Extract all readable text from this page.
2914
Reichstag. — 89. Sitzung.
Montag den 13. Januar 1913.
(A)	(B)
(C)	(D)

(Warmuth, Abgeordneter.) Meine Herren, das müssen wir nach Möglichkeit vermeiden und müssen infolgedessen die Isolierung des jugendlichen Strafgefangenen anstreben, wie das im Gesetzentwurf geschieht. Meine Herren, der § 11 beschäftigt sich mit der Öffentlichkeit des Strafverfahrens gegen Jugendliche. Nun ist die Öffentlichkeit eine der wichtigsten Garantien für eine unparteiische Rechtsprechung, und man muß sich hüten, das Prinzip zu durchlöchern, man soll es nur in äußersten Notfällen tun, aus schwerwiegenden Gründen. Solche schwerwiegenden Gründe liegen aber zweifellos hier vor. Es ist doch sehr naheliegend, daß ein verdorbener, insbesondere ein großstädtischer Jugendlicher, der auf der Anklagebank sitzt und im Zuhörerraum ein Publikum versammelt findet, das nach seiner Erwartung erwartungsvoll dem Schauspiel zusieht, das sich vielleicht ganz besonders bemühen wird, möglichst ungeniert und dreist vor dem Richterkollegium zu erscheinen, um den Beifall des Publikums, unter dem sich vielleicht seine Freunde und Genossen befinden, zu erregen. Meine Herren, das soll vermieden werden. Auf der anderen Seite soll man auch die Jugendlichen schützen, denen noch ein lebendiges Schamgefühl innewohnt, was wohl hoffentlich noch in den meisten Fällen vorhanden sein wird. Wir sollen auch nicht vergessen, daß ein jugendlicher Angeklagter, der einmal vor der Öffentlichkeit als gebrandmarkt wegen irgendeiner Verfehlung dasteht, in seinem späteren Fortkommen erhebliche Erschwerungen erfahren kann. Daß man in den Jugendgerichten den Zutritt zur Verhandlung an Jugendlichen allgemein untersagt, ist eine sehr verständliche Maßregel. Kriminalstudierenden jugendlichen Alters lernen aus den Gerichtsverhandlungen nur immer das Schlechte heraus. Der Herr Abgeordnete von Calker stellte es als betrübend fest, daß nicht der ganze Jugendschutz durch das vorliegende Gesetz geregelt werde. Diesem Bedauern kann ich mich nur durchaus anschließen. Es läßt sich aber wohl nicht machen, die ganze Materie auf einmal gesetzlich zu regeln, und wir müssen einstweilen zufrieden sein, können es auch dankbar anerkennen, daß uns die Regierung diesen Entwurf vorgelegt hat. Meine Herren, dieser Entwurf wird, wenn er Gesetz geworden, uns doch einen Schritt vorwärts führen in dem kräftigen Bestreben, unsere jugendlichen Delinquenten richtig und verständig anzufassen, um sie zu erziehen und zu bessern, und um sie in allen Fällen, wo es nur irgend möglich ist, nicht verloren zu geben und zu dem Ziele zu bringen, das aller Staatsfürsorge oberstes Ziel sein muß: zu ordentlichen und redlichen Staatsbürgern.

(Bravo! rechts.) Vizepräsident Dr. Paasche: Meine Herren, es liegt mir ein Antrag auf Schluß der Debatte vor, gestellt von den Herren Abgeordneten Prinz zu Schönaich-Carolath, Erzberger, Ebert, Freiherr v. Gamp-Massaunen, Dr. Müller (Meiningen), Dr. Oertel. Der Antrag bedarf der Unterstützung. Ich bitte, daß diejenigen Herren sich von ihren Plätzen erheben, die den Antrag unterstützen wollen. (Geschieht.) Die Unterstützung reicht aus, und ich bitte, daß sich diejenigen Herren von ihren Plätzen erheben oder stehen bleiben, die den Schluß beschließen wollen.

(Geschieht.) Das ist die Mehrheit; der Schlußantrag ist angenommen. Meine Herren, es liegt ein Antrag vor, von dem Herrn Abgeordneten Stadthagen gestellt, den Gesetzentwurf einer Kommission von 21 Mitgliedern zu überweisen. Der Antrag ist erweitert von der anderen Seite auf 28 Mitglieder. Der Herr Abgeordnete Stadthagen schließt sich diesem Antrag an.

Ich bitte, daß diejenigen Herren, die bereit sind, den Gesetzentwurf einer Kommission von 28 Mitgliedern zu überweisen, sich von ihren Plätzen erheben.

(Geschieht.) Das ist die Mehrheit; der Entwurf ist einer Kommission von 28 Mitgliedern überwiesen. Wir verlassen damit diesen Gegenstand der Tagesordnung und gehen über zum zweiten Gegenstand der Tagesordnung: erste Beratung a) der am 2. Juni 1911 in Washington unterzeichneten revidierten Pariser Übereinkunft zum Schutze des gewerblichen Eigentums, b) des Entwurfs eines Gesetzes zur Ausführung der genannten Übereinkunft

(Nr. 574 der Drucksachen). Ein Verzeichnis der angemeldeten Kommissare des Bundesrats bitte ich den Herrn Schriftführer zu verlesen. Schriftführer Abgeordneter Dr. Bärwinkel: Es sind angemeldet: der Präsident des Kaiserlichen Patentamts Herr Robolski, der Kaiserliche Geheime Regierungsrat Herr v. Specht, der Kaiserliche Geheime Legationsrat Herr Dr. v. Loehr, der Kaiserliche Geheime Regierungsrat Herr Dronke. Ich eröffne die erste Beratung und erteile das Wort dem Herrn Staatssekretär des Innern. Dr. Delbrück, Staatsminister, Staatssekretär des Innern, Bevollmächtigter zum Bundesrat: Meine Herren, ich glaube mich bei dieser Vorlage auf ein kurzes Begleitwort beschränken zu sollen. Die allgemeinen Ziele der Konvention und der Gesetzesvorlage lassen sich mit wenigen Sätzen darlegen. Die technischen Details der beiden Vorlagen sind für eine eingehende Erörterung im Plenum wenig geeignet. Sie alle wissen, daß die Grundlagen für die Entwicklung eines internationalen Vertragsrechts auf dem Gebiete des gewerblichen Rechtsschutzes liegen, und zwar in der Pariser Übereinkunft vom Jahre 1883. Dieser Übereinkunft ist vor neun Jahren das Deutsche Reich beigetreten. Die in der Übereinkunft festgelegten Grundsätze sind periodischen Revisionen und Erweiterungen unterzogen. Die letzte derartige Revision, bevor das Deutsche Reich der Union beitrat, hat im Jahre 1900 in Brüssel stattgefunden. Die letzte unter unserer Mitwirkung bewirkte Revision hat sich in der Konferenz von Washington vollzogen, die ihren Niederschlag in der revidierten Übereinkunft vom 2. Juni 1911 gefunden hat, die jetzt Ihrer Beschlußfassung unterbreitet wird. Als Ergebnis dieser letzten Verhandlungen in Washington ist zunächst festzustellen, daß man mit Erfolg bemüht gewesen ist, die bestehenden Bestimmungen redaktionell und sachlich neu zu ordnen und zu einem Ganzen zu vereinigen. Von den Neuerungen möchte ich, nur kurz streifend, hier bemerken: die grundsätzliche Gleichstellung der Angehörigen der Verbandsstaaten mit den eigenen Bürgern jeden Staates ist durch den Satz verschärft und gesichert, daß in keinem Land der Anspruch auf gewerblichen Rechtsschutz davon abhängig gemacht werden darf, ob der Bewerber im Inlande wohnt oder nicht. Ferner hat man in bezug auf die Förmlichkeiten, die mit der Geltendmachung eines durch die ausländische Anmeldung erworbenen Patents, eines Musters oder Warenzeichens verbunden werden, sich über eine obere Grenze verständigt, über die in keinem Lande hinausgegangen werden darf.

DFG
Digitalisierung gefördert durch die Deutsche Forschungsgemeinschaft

**Assignment:** The full set of entries should appear again, unchanged, line by line.

**Exercise solution:**
Extract all readable text from this page.
2914
Reichstag. — 89. Sitzung.
Montag den 13. Januar 1913.
(A)	(B)
(C)	(D)

(Warmuth, Abgeordneter.) Meine Herren, das müssen wir nach Möglichkeit vermeiden und müssen infolgedessen die Isolierung des jugendlichen Strafgefangenen anstreben, wie das im Gesetzentwurf geschieht. Meine Herren, der § 11 beschäftigt sich mit der Öffentlichkeit des Strafverfahrens gegen Jugendliche. Nun ist die Öffentlichkeit eine der wichtigsten Garantien für eine unparteiische Rechtsprechung, und man muß sich hüten, das Prinzip zu durchlöchern, man soll es nur in äußersten Notfällen tun, aus schwerwiegenden Gründen. Solche schwerwiegenden Gründe liegen aber zweifellos hier vor. Es ist doch sehr naheliegend, daß ein verdorbener, insbesondere ein großstädtischer Jugendlicher, der auf der Anklagebank sitzt und im Zuhörerraum ein Publikum versammelt findet, das nach seiner Erwartung erwartungsvoll dem Schauspiel zusieht, das sich vielleicht ganz besonders bemühen wird, möglichst ungeniert und dreist vor dem Richterkollegium zu erscheinen, um den Beifall des Publikums, unter dem sich vielleicht seine Freunde und Genossen befinden, zu erregen. Meine Herren, das soll vermieden werden. Auf der anderen Seite soll man auch die Jugendlichen schützen, denen noch ein lebendiges Schamgefühl innewohnt, was wohl hoffentlich noch in den meisten Fällen vorhanden sein wird. Wir sollen auch nicht vergessen, daß ein jugendlicher Angeklagter, der einmal vor der Öffentlichkeit als gebrandmarkt wegen irgendeiner Verfehlung dasteht, in seinem späteren Fortkommen erhebliche Erschwerungen erfahren kann. Daß man in den Jugendgerichten den Zutritt zur Verhandlung an Jugendlichen allgemein untersagt, ist eine sehr verständliche Maßregel. Kriminalstudierenden jugendlichen Alters lernen aus den Gerichtsverhandlungen nur immer das Schlechte heraus. Der Herr Abgeordnete von Calker stellte es als betrübend fest, daß nicht der ganze Jugendschutz durch das vorliegende Gesetz geregelt werde. Diesem Bedauern kann ich mich nur durchaus anschließen. Es läßt sich aber wohl nicht machen, die ganze Materie auf einmal gesetzlich zu regeln, und wir müssen einstweilen zufrieden sein, können es auch dankbar anerkennen, daß uns die Regierung diesen Entwurf vorgelegt hat. Meine Herren, dieser Entwurf wird, wenn er Gesetz geworden, uns doch einen Schritt vorwärts führen in dem kräftigen Bestreben, unsere jugendlichen Delinquenten richtig und verständig anzufassen, um sie zu erziehen und zu bessern, und um sie in allen Fällen, wo es nur irgend möglich ist, nicht verloren zu geben und zu dem Ziele zu bringen, das aller Staatsfürsorge oberstes Ziel sein muß: zu ordentlichen und redlichen Staatsbürgern.

(Bravo! rechts.) Vizepräsident Dr. Paasche: Meine Herren, es liegt mir ein Antrag auf Schluß der Debatte vor, gestellt von den Herren Abgeordneten Prinz zu Schönaich-Carolath, Erzberger, Ebert, Freiherr v. Gamp-Massaunen, Dr. Müller (Meiningen), Dr. Oertel. Der Antrag bedarf der Unterstützung. Ich bitte, daß diejenigen Herren sich von ihren Plätzen erheben, die den Antrag unterstützen wollen. (Geschieht.) Die Unterstützung reicht aus, und ich bitte, daß sich diejenigen Herren von ihren Plätzen erheben oder stehen bleiben, die den Schluß beschließen wollen.

(Geschieht.) Das ist die Mehrheit; der Schlußantrag ist angenommen. Meine Herren, es liegt ein Antrag vor, von dem Herrn Abgeordneten Stadthagen gestellt, den Gesetzentwurf einer Kommission von 21 Mitgliedern zu überweisen. Der Antrag ist erweitert von der anderen Seite auf 28 Mitglieder. Der Herr Abgeordnete Stadthagen schließt sich diesem Antrag an.

Ich bitte, daß diejenigen Herren, die bereit sind, den Gesetzentwurf einer Kommission von 28 Mitgliedern zu überweisen, sich von ihren Plätzen erheben.

(Geschieht.) Das ist die Mehrheit; der Entwurf ist einer Kommission von 28 Mitgliedern überwiesen. Wir verlassen damit diesen Gegenstand der Tagesordnung und gehen über zum zweiten Gegenstand der Tagesordnung: erste Beratung a) der am 2. Juni 1911 in Washington unterzeichneten revidierten Pariser Übereinkunft zum Schutze des gewerblichen Eigentums, b) des Entwurfs eines Gesetzes zur Ausführung der genannten Übereinkunft

(Nr. 574 der Drucksachen). Ein Verzeichnis der angemeldeten Kommissare des Bundesrats bitte ich den Herrn Schriftführer zu verlesen. Schriftführer Abgeordneter Dr. Bärwinkel: Es sind angemeldet: der Präsident des Kaiserlichen Patentamts Herr Robolski, der Kaiserliche Geheime Regierungsrat Herr v. Specht, der Kaiserliche Geheime Legationsrat Herr Dr. v. Loehr, der Kaiserliche Geheime Regierungsrat Herr Dronke. Ich eröffne die erste Beratung und erteile das Wort dem Herrn Staatssekretär des Innern. Dr. Delbrück, Staatsminister, Staatssekretär des Innern, Bevollmächtigter zum Bundesrat: Meine Herren, ich glaube mich bei dieser Vorlage auf ein kurzes Begleitwort beschränken zu sollen. Die allgemeinen Ziele der Konvention und der Gesetzesvorlage lassen sich mit wenigen Sätzen darlegen. Die technischen Details der beiden Vorlagen sind für eine eingehende Erörterung im Plenum wenig geeignet. Sie alle wissen, daß die Grundlagen für die Entwicklung eines internationalen Vertragsrechts auf dem Gebiete des gewerblichen Rechtsschutzes liegen, und zwar in der Pariser Übereinkunft vom Jahre 1883. Dieser Übereinkunft ist vor neun Jahren das Deutsche Reich beigetreten. Die in der Übereinkunft festgelegten Grundsätze sind periodischen Revisionen und Erweiterungen unterzogen. Die letzte derartige Revision, bevor das Deutsche Reich der Union beitrat, hat im Jahre 1900 in Brüssel stattgefunden. Die letzte unter unserer Mitwirkung bewirkte Revision hat sich in der Konferenz von Washington vollzogen, die ihren Niederschlag in der revidierten Übereinkunft vom 2. Juni 1911 gefunden hat, die jetzt Ihrer Beschlußfassung unterbreitet wird. Als Ergebnis dieser letzten Verhandlungen in Washington ist zunächst festzustellen, daß man mit Erfolg bemüht gewesen ist, die bestehenden Bestimmungen redaktionell und sachlich neu zu ordnen und zu einem Ganzen zu vereinigen. Von den Neuerungen möchte ich, nur kurz streifend, hier bemerken: die grundsätzliche Gleichstellung der Angehörigen der Verbandsstaaten mit den eigenen Bürgern jeden Staates ist durch den Satz verschärft und gesichert, daß in keinem Land der Anspruch auf gewerblichen Rechtsschutz davon abhängig gemacht werden darf, ob der Bewerber im Inlande wohnt oder nicht. Ferner hat man in bezug auf die Förmlichkeiten, die mit der Geltendmachung eines durch die ausländische Anmeldung erworbenen Patents, eines Musters oder Warenzeichens verbunden werden, sich über eine obere Grenze verständigt, über die in keinem Lande hinausgegangen werden darf.

DFG
Digitalisierung gefördert durch die Deutsche Forschungsgemeinschaft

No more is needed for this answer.